§ WHAT YOU SHOULD DO: From the listing below, pull each line that includes "anderen".

§ INPUT ROWS:
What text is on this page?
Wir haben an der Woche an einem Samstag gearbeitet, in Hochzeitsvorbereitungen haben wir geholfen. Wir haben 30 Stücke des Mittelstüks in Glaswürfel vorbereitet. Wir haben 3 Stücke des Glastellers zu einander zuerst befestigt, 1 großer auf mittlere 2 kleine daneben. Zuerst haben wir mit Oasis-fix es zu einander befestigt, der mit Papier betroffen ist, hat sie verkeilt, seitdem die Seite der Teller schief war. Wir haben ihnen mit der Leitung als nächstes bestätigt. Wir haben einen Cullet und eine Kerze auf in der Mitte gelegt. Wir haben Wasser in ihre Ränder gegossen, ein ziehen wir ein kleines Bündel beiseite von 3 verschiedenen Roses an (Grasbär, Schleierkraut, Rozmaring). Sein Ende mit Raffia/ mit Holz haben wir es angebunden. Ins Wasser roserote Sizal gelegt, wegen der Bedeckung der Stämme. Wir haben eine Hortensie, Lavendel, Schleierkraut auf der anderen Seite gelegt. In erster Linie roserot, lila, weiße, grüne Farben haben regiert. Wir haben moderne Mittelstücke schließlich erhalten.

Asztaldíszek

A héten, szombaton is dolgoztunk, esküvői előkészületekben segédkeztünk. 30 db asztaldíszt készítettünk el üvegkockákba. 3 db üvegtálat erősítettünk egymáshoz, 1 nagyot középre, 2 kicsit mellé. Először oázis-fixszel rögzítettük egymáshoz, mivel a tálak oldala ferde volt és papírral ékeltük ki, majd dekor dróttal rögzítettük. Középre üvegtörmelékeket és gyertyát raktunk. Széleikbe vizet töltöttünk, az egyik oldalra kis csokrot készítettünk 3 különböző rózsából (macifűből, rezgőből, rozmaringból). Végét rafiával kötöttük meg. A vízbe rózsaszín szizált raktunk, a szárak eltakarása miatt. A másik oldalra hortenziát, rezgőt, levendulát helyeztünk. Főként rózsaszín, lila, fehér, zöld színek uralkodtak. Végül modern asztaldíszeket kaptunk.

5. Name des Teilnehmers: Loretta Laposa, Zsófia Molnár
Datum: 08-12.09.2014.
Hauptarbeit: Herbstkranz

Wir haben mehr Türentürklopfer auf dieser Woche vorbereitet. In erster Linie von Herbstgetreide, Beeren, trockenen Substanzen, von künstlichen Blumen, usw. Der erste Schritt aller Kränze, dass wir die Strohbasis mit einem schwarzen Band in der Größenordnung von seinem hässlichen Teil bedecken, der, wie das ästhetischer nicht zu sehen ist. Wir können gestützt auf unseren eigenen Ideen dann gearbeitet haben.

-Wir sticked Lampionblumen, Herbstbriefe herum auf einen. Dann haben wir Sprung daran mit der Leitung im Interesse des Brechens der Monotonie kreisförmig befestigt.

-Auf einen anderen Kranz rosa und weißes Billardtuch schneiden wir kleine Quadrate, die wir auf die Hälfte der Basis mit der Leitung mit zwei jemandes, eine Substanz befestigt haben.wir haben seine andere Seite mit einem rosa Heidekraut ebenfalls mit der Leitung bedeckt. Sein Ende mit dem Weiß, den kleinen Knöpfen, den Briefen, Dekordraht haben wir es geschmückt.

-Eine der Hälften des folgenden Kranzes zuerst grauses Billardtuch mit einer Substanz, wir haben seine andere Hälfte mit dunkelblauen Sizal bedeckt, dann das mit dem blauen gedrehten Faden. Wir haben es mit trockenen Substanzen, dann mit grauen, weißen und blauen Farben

§ RESPONSE:
Wir haben an der Woche an einem Samstag gearbeitet, in Hochzeitsvorbereitungen haben wir geholfen. Wir haben 30 Stücke des Mittelstüks in Glaswürfel vorbereitet. Wir haben 3 Stücke des Glastellers zu einander zuerst befestigt, 1 großer auf mittlere 2 kleine daneben. Zuerst haben wir mit Oasis-fix es zu einander befestigt, der mit Papier betroffen ist, hat sie verkeilt, seitdem die Seite der Teller schief war. Wir haben ihnen mit der Leitung als nächstes bestätigt. Wir haben einen Cullet und eine Kerze auf in der Mitte gelegt. Wir haben Wasser in ihre Ränder gegossen, ein ziehen wir ein kleines Bündel beiseite von 3 verschiedenen Roses an (Grasbär, Schleierkraut, Rozmaring). Sein Ende mit Raffia/ mit Holz haben wir es angebunden. Ins Wasser roserote Sizal gelegt, wegen der Bedeckung der Stämme. Wir haben eine Hortensie, Lavendel, Schleierkraut auf der anderen Seite gelegt. In erster Linie roserot, lila, weiße, grüne Farben haben regiert. Wir haben moderne Mittelstücke schließlich erhalten.
-Auf einen anderen Kranz rosa und weißes Billardtuch schneiden wir kleine Quadrate, die wir auf die Hälfte der Basis mit der Leitung mit zwei jemandes, eine Substanz befestigt haben.wir haben seine andere Seite mit einem rosa Heidekraut ebenfalls mit der Leitung bedeckt. Sein Ende mit dem Weiß, den kleinen Knöpfen, den Briefen, Dekordraht haben wir es geschmückt.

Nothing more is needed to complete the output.